* _Dataset entries_:
────────────────────

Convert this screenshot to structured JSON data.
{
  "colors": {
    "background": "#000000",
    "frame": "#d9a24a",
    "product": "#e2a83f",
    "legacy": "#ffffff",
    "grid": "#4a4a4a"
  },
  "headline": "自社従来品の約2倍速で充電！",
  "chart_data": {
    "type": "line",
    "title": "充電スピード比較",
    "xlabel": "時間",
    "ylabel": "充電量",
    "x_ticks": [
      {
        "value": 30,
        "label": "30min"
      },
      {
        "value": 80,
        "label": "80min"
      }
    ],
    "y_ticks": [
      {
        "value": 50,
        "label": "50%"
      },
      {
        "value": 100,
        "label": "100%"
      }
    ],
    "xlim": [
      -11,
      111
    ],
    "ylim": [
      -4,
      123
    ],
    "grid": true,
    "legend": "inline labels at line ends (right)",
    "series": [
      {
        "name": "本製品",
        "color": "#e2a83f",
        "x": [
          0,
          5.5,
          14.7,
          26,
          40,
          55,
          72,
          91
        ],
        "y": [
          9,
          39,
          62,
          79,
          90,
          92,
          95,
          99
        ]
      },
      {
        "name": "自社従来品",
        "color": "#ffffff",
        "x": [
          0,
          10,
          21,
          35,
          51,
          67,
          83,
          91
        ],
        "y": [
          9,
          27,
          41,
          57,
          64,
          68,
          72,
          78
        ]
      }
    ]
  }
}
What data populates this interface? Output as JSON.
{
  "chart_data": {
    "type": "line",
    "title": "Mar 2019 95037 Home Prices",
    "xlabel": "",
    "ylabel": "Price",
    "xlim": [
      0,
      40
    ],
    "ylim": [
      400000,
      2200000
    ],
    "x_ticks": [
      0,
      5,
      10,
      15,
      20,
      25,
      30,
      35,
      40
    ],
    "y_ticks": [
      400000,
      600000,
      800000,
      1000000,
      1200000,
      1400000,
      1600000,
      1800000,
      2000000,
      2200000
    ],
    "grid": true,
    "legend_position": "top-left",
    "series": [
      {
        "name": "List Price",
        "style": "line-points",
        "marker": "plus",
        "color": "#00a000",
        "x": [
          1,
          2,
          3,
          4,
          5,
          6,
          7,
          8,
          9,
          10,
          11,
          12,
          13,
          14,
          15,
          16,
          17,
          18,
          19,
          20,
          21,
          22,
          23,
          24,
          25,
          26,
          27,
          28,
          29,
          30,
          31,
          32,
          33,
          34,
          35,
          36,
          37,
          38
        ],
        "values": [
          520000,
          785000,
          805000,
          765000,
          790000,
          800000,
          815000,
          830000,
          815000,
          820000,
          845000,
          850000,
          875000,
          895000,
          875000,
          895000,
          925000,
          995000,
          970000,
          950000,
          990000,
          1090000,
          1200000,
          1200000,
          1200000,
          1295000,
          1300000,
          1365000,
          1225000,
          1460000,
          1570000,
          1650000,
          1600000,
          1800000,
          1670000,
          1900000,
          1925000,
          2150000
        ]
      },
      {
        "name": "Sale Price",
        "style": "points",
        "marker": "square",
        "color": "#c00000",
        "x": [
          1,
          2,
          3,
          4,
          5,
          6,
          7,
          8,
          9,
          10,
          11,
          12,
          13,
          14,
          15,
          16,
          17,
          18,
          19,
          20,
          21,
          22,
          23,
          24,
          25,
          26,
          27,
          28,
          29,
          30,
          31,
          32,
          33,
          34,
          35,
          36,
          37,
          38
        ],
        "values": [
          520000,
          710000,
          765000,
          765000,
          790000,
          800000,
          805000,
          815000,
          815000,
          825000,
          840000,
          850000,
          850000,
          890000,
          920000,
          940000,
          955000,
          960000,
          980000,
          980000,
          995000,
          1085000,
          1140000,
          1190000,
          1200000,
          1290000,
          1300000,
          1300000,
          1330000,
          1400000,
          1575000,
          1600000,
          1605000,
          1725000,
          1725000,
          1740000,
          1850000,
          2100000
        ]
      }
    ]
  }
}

────────────────────

* _Task details_:
Set out every line from the material that contains the string "JSON".

* _Complete response_:
Convert this screenshot to structured JSON data.
What data populates this interface? Output as JSON.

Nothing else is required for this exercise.